> DATA SECTION
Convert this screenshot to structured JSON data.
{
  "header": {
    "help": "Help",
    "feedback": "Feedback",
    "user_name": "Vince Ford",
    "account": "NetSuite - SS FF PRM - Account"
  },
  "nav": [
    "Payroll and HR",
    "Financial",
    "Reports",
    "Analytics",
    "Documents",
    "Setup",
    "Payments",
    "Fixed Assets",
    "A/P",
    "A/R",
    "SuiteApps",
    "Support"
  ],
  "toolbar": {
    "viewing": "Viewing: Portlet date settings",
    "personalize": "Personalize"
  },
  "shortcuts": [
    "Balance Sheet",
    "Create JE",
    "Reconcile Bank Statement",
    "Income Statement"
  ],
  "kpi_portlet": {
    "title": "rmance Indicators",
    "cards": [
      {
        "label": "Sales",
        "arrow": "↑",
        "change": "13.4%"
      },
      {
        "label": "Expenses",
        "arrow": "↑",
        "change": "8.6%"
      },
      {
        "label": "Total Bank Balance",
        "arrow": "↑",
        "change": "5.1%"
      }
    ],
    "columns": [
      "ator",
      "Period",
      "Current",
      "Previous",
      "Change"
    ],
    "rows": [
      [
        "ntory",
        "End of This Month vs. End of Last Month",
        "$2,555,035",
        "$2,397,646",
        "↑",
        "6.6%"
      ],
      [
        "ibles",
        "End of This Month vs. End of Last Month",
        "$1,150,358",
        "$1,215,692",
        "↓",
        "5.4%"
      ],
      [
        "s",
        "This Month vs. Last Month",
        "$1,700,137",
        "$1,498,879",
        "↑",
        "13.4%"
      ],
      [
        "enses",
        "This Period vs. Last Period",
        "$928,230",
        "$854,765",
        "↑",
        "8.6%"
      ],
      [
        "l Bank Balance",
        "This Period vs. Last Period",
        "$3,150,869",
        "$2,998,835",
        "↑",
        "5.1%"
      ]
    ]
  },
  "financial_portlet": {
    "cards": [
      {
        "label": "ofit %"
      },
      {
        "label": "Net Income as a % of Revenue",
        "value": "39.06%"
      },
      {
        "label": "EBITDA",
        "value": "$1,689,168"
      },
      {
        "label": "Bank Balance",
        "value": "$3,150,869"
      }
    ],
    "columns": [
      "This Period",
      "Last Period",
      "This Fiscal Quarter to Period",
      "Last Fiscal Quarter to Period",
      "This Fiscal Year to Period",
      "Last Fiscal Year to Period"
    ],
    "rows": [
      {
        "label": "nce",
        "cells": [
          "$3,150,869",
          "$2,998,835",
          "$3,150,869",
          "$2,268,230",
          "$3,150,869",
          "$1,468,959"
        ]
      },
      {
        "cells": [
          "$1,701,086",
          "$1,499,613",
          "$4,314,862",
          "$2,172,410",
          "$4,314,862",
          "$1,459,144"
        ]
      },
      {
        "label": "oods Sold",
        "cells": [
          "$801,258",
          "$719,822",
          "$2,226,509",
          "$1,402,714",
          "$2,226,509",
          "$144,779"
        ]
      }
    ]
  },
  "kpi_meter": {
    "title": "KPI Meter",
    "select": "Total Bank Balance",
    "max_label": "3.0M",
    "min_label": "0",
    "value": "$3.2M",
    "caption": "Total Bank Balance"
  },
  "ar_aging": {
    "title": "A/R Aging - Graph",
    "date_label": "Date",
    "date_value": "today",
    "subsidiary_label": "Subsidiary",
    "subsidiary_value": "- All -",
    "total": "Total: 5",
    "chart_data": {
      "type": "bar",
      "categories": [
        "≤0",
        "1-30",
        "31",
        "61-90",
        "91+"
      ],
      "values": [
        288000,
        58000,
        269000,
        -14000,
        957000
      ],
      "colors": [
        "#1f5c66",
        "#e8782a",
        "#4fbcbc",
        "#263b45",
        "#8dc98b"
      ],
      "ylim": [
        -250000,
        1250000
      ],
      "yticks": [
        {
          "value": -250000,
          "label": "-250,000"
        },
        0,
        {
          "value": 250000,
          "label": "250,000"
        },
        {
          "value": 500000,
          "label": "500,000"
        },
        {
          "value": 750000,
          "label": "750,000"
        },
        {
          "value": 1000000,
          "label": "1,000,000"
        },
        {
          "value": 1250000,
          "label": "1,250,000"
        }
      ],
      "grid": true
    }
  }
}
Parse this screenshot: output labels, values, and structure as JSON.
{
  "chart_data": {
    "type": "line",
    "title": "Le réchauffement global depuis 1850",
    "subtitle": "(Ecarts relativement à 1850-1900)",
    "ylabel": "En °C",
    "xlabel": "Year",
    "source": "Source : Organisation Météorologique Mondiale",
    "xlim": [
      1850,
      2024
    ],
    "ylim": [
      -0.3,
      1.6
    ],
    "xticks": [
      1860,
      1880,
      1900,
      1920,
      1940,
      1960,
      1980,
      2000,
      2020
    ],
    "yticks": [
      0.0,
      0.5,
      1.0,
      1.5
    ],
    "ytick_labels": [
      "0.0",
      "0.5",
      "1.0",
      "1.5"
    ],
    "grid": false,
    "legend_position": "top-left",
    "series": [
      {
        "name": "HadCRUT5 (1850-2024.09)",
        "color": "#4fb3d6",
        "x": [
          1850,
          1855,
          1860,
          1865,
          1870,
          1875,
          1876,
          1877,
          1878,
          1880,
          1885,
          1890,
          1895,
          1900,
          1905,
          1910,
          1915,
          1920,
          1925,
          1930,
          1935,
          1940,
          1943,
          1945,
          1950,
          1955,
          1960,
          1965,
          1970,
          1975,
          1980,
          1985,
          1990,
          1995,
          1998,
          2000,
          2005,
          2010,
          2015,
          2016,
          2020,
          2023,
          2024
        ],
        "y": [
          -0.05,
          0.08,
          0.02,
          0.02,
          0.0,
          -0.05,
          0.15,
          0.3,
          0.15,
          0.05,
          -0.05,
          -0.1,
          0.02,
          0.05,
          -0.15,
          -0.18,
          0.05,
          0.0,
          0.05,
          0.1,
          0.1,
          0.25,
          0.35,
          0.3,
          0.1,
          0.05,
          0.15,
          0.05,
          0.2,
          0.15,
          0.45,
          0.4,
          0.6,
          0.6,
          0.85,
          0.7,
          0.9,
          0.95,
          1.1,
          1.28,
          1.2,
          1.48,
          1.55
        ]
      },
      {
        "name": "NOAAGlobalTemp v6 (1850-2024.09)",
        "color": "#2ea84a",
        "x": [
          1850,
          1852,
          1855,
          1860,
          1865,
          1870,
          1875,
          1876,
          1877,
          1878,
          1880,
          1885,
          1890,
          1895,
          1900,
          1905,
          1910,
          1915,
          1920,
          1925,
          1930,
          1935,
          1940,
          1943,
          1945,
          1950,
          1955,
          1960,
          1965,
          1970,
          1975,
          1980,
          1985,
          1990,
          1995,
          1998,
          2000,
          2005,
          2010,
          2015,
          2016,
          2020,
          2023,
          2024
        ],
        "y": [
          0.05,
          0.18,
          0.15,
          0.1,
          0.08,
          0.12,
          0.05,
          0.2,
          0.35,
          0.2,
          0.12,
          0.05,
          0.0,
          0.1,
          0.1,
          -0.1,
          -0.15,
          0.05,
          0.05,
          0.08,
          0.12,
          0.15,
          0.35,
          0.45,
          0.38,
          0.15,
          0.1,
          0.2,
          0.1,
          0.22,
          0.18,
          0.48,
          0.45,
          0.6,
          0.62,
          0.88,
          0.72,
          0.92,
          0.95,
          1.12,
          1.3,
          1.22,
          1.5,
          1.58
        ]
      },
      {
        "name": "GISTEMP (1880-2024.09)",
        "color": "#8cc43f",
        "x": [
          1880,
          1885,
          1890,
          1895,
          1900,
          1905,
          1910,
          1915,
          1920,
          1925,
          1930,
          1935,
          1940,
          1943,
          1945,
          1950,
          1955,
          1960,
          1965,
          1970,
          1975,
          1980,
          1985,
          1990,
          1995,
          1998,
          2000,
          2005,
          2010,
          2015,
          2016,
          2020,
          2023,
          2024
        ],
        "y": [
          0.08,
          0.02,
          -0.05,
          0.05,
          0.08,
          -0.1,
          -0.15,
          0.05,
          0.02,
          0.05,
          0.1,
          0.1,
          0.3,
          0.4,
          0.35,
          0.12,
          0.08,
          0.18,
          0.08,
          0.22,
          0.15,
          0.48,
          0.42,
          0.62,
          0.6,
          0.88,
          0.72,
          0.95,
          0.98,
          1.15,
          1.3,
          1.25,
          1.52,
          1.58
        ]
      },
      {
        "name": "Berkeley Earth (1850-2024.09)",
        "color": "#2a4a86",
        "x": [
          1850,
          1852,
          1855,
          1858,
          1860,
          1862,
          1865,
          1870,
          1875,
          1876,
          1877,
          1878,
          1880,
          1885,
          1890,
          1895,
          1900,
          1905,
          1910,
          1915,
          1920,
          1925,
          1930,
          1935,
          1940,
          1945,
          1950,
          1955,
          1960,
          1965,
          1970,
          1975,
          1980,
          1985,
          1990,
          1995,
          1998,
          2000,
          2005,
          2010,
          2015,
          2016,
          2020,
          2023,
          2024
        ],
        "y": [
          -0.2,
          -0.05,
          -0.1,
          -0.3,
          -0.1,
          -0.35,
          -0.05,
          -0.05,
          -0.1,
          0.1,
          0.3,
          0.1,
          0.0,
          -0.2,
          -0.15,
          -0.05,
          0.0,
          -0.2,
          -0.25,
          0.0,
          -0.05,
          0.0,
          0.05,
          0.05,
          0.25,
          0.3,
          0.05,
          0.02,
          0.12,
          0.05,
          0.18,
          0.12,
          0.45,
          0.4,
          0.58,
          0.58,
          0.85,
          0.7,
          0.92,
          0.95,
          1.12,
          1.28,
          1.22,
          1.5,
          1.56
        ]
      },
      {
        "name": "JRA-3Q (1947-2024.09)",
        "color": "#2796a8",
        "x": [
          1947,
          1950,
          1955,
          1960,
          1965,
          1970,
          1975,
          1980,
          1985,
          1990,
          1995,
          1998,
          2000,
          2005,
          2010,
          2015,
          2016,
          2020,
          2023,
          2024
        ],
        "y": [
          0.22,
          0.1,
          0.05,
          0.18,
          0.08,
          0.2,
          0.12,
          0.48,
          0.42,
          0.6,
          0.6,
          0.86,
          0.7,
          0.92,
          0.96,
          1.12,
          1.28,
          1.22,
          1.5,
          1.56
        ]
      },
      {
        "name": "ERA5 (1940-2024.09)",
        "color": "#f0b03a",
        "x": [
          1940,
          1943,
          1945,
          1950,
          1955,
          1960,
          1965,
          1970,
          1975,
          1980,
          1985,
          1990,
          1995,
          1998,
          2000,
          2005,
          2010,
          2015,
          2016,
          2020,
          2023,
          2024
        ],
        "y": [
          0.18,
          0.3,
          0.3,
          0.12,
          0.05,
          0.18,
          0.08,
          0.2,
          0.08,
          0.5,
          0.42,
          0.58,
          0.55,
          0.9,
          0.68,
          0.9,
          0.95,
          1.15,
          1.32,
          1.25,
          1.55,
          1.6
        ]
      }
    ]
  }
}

> TO BE DONE
Find the string "Fiscal" in the listing and return every line that holds it.

> SOLUTION FOR THIS EXERCISE
      "This Fiscal Quarter to Period",
      "Last Fiscal Quarter to Period",
      "This Fiscal Year to Period",
      "Last Fiscal Year to Period"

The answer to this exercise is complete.